▼

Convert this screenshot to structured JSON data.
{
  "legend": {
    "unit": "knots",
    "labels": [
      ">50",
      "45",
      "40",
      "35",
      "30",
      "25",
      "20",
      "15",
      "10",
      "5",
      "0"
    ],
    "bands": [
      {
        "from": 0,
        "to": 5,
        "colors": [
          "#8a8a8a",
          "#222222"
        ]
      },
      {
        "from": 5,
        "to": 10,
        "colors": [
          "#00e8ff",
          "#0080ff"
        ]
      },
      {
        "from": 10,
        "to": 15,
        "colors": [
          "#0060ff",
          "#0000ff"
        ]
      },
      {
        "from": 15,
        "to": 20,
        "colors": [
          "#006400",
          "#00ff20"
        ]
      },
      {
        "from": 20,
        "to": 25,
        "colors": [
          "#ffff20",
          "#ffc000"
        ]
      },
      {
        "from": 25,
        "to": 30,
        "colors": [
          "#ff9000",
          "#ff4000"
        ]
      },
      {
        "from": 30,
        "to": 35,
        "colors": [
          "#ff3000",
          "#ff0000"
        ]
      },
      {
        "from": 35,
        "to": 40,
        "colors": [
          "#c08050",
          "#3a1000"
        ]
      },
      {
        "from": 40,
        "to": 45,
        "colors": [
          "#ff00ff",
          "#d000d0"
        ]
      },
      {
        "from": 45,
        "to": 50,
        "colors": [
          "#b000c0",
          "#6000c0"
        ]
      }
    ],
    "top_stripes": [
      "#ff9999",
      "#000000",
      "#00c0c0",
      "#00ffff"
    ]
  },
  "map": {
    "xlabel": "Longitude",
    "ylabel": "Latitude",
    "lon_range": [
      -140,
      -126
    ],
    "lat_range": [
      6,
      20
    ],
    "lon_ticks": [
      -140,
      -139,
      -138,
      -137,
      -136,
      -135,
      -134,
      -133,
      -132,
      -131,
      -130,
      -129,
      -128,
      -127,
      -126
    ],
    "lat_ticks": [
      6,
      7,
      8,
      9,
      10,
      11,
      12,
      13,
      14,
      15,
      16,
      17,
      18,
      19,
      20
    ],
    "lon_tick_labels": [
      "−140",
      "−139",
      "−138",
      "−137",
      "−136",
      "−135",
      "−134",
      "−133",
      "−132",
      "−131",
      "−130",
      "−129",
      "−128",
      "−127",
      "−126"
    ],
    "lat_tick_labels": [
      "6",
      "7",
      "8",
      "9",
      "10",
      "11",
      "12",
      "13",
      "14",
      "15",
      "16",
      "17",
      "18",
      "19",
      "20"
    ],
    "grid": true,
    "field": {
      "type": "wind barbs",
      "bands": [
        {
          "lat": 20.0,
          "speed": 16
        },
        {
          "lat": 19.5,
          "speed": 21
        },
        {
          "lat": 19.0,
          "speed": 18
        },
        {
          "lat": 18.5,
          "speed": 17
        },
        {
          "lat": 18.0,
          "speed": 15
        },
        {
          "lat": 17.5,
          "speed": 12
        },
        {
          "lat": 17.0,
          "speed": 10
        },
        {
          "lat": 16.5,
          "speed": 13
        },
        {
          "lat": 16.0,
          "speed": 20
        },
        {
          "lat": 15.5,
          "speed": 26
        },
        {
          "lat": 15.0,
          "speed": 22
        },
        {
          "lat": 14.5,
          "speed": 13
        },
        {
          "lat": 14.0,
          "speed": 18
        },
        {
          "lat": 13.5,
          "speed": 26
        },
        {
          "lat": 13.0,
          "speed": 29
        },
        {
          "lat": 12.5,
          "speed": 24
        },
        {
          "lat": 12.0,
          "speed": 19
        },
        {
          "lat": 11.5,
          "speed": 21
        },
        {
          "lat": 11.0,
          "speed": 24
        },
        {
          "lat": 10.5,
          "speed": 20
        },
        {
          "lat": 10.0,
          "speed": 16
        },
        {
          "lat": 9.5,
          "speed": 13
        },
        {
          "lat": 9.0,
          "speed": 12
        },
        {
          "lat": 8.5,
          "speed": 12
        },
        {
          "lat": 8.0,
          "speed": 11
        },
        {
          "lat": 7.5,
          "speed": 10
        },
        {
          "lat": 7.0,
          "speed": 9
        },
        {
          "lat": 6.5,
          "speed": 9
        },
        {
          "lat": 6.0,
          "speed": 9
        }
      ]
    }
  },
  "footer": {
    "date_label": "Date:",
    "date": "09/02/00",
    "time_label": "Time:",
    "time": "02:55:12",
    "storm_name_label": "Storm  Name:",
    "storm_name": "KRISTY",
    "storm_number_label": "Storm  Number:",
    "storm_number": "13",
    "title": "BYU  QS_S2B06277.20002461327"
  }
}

▲

SHORT EXERCISE: Repeat each entry word for word.

SOLUTION FOR THIS EXERCISE:
Convert this screenshot to structured JSON data.
{
  "legend": {
    "unit": "knots",
    "labels": [
      ">50",
      "45",
      "40",
      "35",
      "30",
      "25",
      "20",
      "15",
      "10",
      "5",
      "0"
    ],
    "bands": [
      {
        "from": 0,
        "to": 5,
        "colors": [
          "#8a8a8a",
          "#222222"
        ]
      },
      {
        "from": 5,
        "to": 10,
        "colors": [
          "#00e8ff",
          "#0080ff"
        ]
      },
      {
        "from": 10,
        "to": 15,
        "colors": [
          "#0060ff",
          "#0000ff"
        ]
      },
      {
        "from": 15,
        "to": 20,
        "colors": [
          "#006400",
          "#00ff20"
        ]
      },
      {
        "from": 20,
        "to": 25,
        "colors": [
          "#ffff20",
          "#ffc000"
        ]
      },
      {
        "from": 25,
        "to": 30,
        "colors": [
          "#ff9000",
          "#ff4000"
        ]
      },
      {
        "from": 30,
        "to": 35,
        "colors": [
          "#ff3000",
          "#ff0000"
        ]
      },
      {
        "from": 35,
        "to": 40,
        "colors": [
          "#c08050",
          "#3a1000"
        ]
      },
      {
        "from": 40,
        "to": 45,
        "colors": [
          "#ff00ff",
          "#d000d0"
        ]
      },
      {
        "from": 45,
        "to": 50,
        "colors": [
          "#b000c0",
          "#6000c0"
        ]
      }
    ],
    "top_stripes": [
      "#ff9999",
      "#000000",
      "#00c0c0",
      "#00ffff"
    ]
  },
  "map": {
    "xlabel": "Longitude",
    "ylabel": "Latitude",
    "lon_range": [
      -140,
      -126
    ],
    "lat_range": [
      6,
      20
    ],
    "lon_ticks": [
      -140,
      -139,
      -138,
      -137,
      -136,
      -135,
      -134,
      -133,
      -132,
      -131,
      -130,
      -129,
      -128,
      -127,
      -126
    ],
    "lat_ticks": [
      6,
      7,
      8,
      9,
      10,
      11,
      12,
      13,
      14,
      15,
      16,
      17,
      18,
      19,
      20
    ],
    "lon_tick_labels": [
      "−140",
      "−139",
      "−138",
      "−137",
      "−136",
      "−135",
      "−134",
      "−133",
      "−132",
      "−131",
      "−130",
      "−129",
      "−128",
      "−127",
      "−126"
    ],
    "lat_tick_labels": [
      "6",
      "7",
      "8",
      "9",
      "10",
      "11",
      "12",
      "13",
      "14",
      "15",
      "16",
      "17",
      "18",
      "19",
      "20"
    ],
    "grid": true,
    "field": {
      "type": "wind barbs",
      "bands": [
        {
          "lat": 20.0,
          "speed": 16
        },
        {
          "lat": 19.5,
          "speed": 21
        },
        {
          "lat": 19.0,
          "speed": 18
        },
        {
          "lat": 18.5,
          "speed": 17
        },
        {
          "lat": 18.0,
          "speed": 15
        },
        {
          "lat": 17.5,
          "speed": 12
        },
        {
          "lat": 17.0,
          "speed": 10
        },
        {
          "lat": 16.5,
          "speed": 13
        },
        {
          "lat": 16.0,
          "speed": 20
        },
        {
          "lat": 15.5,
          "speed": 26
        },
        {
          "lat": 15.0,
          "speed": 22
        },
        {
          "lat": 14.5,
          "speed": 13
        },
        {
          "lat": 14.0,
          "speed": 18
        },
        {
          "lat": 13.5,
          "speed": 26
        },
        {
          "lat": 13.0,
          "speed": 29
        },
        {
          "lat": 12.5,
          "speed": 24
        },
        {
          "lat": 12.0,
          "speed": 19
        },
        {
          "lat": 11.5,
          "speed": 21
        },
        {
          "lat": 11.0,
          "speed": 24
        },
        {
          "lat": 10.5,
          "speed": 20
        },
        {
          "lat": 10.0,
          "speed": 16
        },
        {
          "lat": 9.5,
          "speed": 13
        },
        {
          "lat": 9.0,
          "speed": 12
        },
        {
          "lat": 8.5,
          "speed": 12
        },
        {
          "lat": 8.0,
          "speed": 11
        },
        {
          "lat": 7.5,
          "speed": 10
        },
        {
          "lat": 7.0,
          "speed": 9
        },
        {
          "lat": 6.5,
          "speed": 9
        },
        {
          "lat": 6.0,
          "speed": 9
        }
      ]
    }
  },
  "footer": {
    "date_label": "Date:",
    "date": "09/02/00",
    "time_label": "Time:",
    "time": "02:55:12",
    "storm_name_label": "Storm  Name:",
    "storm_name": "KRISTY",
    "storm_number_label": "Storm  Number:",
    "storm_number": "13",
    "title": "BYU  QS_S2B06277.20002461327"
  }
}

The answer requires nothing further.